### Given task
Report every line in the listing below where the string "Setup" shows up.

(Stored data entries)
"""

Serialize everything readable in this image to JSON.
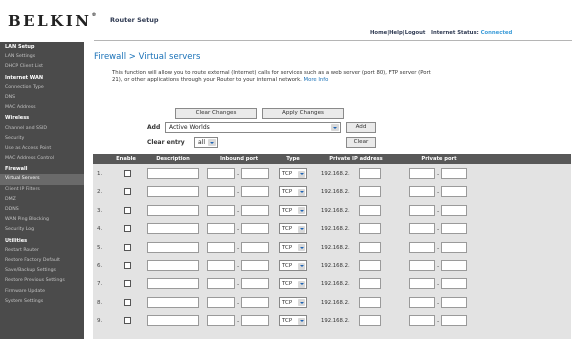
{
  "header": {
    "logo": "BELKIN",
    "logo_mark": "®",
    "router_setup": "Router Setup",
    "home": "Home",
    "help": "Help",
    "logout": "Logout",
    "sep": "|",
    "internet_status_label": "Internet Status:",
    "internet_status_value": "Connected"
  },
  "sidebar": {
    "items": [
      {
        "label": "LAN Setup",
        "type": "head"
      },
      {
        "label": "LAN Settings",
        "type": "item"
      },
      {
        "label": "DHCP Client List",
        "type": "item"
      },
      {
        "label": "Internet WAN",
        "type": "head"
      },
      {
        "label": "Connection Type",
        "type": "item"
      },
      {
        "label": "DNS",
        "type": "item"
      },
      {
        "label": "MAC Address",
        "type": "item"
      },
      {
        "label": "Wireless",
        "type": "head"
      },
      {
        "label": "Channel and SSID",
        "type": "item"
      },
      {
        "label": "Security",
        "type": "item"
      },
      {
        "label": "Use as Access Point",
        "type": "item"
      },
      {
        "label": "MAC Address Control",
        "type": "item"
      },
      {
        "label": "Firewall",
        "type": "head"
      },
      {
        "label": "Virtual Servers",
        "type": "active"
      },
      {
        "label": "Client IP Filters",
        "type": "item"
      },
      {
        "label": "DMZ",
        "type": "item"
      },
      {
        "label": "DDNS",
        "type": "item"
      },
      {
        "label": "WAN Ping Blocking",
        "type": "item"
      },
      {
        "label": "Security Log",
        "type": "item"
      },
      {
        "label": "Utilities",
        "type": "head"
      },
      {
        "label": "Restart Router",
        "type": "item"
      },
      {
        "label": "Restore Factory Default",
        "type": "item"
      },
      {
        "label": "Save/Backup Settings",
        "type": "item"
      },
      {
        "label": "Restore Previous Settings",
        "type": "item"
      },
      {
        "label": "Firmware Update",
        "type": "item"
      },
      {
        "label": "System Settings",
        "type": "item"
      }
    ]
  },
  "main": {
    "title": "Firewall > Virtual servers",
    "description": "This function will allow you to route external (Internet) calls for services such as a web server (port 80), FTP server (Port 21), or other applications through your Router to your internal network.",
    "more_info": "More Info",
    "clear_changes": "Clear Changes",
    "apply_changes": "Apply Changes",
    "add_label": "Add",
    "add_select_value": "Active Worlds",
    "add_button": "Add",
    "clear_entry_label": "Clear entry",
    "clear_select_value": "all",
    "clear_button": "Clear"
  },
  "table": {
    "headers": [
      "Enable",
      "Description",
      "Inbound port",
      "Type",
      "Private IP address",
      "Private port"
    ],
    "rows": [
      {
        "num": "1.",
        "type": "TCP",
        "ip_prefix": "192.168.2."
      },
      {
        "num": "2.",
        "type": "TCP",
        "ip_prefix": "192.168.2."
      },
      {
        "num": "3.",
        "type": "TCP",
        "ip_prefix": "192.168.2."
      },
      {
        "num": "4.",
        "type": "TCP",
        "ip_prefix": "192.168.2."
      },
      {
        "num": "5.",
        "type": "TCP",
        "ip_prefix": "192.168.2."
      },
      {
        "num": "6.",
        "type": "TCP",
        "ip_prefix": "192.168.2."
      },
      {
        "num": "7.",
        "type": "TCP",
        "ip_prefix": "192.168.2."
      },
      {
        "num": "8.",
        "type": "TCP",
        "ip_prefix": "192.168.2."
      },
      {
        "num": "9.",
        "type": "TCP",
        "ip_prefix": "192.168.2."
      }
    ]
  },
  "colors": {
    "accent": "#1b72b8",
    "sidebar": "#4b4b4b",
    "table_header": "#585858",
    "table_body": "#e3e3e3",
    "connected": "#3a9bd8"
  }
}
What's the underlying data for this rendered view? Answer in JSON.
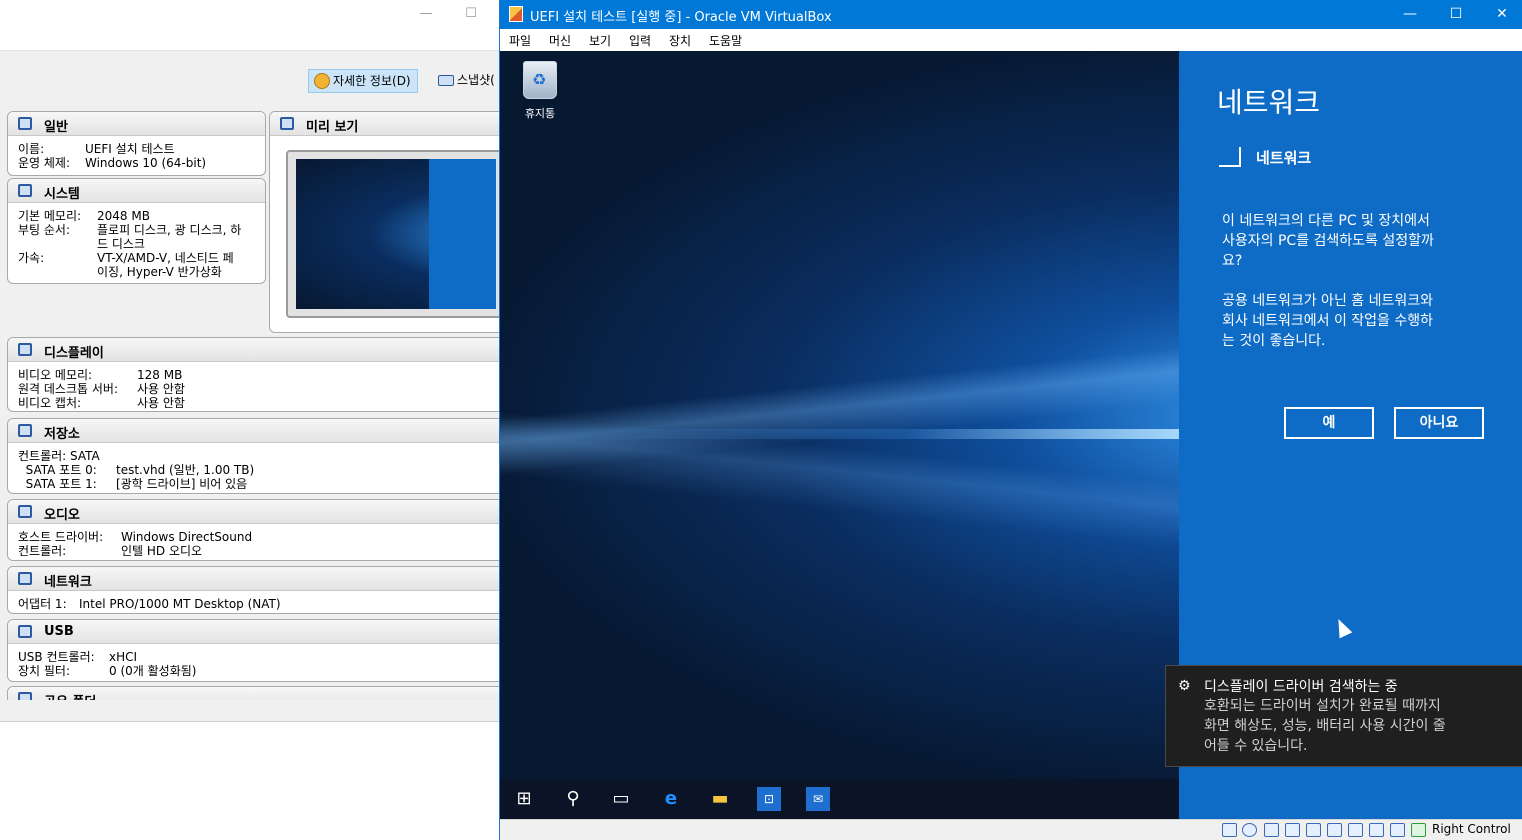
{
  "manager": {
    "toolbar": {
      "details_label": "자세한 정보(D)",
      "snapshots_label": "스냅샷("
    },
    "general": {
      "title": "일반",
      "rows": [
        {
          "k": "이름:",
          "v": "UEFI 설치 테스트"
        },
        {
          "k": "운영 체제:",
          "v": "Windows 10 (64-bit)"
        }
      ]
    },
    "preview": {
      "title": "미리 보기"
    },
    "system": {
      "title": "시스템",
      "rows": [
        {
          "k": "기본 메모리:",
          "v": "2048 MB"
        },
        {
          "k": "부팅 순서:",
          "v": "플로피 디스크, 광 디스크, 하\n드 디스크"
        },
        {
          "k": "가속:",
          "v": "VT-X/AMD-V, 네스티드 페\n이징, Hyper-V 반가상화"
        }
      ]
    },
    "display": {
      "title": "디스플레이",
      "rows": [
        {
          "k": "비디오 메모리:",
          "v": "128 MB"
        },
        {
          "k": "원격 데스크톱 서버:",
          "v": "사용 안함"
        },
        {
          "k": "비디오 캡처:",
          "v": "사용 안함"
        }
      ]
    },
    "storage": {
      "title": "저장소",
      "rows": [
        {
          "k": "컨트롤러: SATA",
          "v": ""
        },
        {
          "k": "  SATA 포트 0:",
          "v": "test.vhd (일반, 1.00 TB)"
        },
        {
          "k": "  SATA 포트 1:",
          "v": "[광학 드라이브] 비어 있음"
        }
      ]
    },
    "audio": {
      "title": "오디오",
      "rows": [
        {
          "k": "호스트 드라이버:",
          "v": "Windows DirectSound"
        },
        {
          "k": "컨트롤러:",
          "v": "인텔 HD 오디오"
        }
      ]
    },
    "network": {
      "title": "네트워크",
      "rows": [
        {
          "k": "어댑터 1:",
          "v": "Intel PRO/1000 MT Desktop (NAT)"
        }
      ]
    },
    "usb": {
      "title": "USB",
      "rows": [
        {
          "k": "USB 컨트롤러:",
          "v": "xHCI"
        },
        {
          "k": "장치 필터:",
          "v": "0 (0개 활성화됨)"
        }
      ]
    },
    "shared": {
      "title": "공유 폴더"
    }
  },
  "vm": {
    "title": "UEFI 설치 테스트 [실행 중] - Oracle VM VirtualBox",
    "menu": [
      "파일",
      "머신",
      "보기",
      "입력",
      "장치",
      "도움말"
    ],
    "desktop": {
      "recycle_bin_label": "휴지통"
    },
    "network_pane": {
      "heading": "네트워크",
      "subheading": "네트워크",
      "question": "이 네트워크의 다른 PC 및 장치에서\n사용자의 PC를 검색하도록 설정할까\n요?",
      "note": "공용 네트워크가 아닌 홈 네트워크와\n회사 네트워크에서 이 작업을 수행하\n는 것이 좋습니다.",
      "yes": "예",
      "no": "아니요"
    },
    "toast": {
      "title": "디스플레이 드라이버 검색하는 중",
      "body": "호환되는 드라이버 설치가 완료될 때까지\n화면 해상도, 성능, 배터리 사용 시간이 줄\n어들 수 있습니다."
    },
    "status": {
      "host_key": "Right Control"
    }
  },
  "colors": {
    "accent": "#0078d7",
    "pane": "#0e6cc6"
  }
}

"""

### The result
    "router_setup": "Router Setup",
        "label": "LAN Setup",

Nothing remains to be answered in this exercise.